--- Start of Data to process ---

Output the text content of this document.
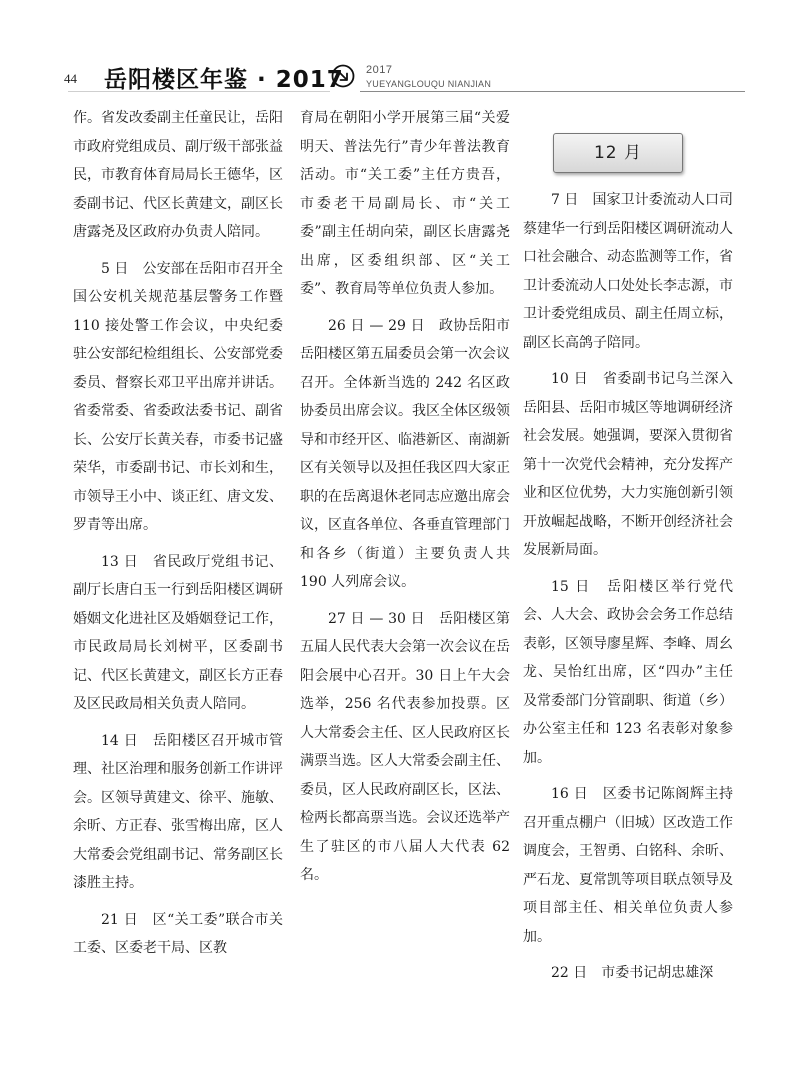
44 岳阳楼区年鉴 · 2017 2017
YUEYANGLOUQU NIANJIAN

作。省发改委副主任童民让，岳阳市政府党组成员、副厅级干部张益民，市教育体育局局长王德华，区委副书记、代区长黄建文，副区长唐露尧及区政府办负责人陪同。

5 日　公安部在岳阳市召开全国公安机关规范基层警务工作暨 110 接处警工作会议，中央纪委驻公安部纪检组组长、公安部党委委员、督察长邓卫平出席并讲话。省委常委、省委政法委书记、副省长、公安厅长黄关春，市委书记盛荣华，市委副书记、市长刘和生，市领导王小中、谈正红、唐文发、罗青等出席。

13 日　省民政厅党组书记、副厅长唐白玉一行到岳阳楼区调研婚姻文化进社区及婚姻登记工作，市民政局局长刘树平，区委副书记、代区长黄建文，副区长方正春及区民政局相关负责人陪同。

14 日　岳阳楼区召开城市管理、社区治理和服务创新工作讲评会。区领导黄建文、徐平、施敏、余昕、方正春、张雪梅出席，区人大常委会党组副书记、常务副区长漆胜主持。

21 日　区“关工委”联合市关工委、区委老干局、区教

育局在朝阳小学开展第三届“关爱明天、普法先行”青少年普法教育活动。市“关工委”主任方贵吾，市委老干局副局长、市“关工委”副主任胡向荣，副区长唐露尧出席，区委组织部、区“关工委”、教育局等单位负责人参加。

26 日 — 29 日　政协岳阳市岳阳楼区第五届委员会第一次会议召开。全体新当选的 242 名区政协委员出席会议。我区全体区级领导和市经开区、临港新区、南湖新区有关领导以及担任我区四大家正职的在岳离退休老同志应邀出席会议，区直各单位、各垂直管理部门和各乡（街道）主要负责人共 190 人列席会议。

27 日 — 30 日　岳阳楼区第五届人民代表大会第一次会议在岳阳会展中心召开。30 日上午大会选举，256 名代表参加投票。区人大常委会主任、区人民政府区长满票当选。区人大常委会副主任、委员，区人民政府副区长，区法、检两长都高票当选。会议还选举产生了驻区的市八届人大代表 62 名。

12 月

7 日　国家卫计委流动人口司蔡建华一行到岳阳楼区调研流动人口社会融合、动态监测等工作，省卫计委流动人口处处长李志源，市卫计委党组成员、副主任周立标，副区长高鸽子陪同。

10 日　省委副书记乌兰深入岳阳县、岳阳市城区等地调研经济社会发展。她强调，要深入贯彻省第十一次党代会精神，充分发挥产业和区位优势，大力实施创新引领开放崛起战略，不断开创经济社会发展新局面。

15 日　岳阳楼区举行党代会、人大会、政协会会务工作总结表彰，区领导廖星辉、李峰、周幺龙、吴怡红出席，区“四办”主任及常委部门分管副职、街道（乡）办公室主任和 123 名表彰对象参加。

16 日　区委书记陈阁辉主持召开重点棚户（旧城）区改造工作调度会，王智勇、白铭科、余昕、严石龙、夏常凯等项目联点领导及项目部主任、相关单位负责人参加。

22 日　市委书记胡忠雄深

--- End of Data to process ---

Short task: Locate all lines holding the word "区委副书记", then copy them out.

Result:
作。省发改委副主任童民让，岳阳市政府党组成员、副厅级干部张益民，市教育体育局局长王德华，区委副书记、代区长黄建文，副区长唐露尧及区政府办负责人陪同。
13 日　省民政厅党组书记、副厅长唐白玉一行到岳阳楼区调研婚姻文化进社区及婚姻登记工作，市民政局局长刘树平，区委副书记、代区长黄建文，副区长方正春及区民政局相关负责人陪同。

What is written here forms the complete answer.